→ **Your instructions**: Copy all the entries word for word, but omit the pictures.

(Entries taken from a collection)
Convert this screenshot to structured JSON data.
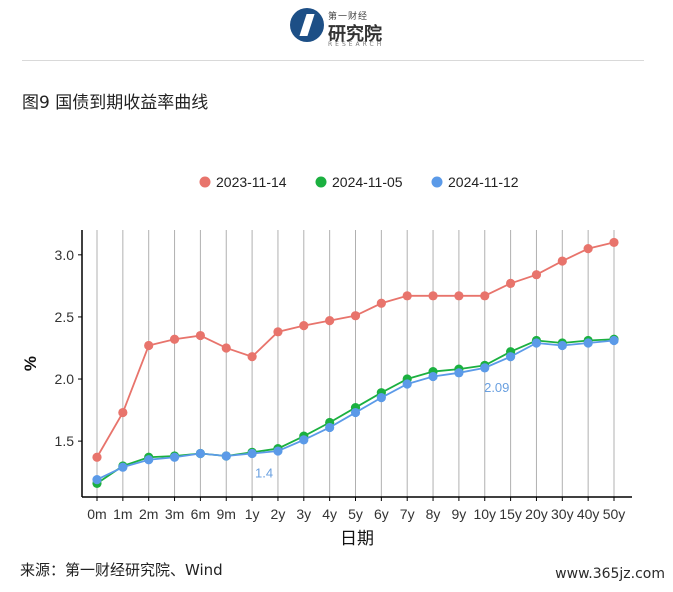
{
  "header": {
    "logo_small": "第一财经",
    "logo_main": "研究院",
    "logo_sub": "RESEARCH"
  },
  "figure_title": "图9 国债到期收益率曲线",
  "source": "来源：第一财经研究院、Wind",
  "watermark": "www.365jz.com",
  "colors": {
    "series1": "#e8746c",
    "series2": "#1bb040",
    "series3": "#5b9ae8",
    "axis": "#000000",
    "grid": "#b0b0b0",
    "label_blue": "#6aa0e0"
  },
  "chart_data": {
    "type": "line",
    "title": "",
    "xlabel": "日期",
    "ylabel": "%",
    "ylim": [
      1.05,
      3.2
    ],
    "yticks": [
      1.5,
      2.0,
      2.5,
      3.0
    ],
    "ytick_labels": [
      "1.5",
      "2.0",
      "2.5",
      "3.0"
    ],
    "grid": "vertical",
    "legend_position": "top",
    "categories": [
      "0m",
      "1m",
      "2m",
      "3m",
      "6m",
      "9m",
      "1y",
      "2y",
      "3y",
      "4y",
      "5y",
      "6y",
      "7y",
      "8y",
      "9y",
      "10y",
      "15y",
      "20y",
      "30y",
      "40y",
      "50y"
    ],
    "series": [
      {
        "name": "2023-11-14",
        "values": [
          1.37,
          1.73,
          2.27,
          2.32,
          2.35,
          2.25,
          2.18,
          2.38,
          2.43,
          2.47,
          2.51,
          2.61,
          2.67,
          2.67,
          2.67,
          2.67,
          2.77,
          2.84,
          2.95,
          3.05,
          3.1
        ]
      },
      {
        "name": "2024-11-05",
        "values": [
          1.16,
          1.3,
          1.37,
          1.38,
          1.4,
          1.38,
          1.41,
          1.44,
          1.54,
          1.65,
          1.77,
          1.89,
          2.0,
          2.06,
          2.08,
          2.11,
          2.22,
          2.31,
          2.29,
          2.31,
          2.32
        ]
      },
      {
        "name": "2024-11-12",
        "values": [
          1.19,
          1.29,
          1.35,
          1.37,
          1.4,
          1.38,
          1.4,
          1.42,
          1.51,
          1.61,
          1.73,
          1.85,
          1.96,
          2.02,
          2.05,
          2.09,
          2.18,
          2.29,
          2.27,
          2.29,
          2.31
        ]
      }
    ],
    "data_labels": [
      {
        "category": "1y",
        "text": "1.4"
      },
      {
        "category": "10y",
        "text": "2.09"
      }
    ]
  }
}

→ **Response to the task**:
Convert this screenshot to structured JSON data.
{
  "header": {
    "logo_small": "第一财经",
    "logo_main": "研究院",
    "logo_sub": "RESEARCH"
  },
  "figure_title": "图9 国债到期收益率曲线",
  "source": "来源：第一财经研究院、Wind",
  "watermark": "www.365jz.com",
  "colors": {
    "series1": "#e8746c",
    "series2": "#1bb040",
    "series3": "#5b9ae8",
    "axis": "#000000",
    "grid": "#b0b0b0",
    "label_blue": "#6aa0e0"
  },
  "chart_data": {
    "type": "line",
    "title": "",
    "xlabel": "日期",
    "ylabel": "%",
    "ylim": [
      1.05,
      3.2
    ],
    "yticks": [
      1.5,
      2.0,
      2.5,
      3.0
    ],
    "ytick_labels": [
      "1.5",
      "2.0",
      "2.5",
      "3.0"
    ],
    "grid": "vertical",
    "legend_position": "top",
    "categories": [
      "0m",
      "1m",
      "2m",
      "3m",
      "6m",
      "9m",
      "1y",
      "2y",
      "3y",
      "4y",
      "5y",
      "6y",
      "7y",
      "8y",
      "9y",
      "10y",
      "15y",
      "20y",
      "30y",
      "40y",
      "50y"
    ],
    "series": [
      {
        "name": "2023-11-14",
        "values": [
          1.37,
          1.73,
          2.27,
          2.32,
          2.35,
          2.25,
          2.18,
          2.38,
          2.43,
          2.47,
          2.51,
          2.61,
          2.67,
          2.67,
          2.67,
          2.67,
          2.77,
          2.84,
          2.95,
          3.05,
          3.1
        ]
      },
      {
        "name": "2024-11-05",
        "values": [
          1.16,
          1.3,
          1.37,
          1.38,
          1.4,
          1.38,
          1.41,
          1.44,
          1.54,
          1.65,
          1.77,
          1.89,
          2.0,
          2.06,
          2.08,
          2.11,
          2.22,
          2.31,
          2.29,
          2.31,
          2.32
        ]
      },
      {
        "name": "2024-11-12",
        "values": [
          1.19,
          1.29,
          1.35,
          1.37,
          1.4,
          1.38,
          1.4,
          1.42,
          1.51,
          1.61,
          1.73,
          1.85,
          1.96,
          2.02,
          2.05,
          2.09,
          2.18,
          2.29,
          2.27,
          2.29,
          2.31
        ]
      }
    ],
    "data_labels": [
      {
        "category": "1y",
        "text": "1.4"
      },
      {
        "category": "10y",
        "text": "2.09"
      }
    ]
  }
}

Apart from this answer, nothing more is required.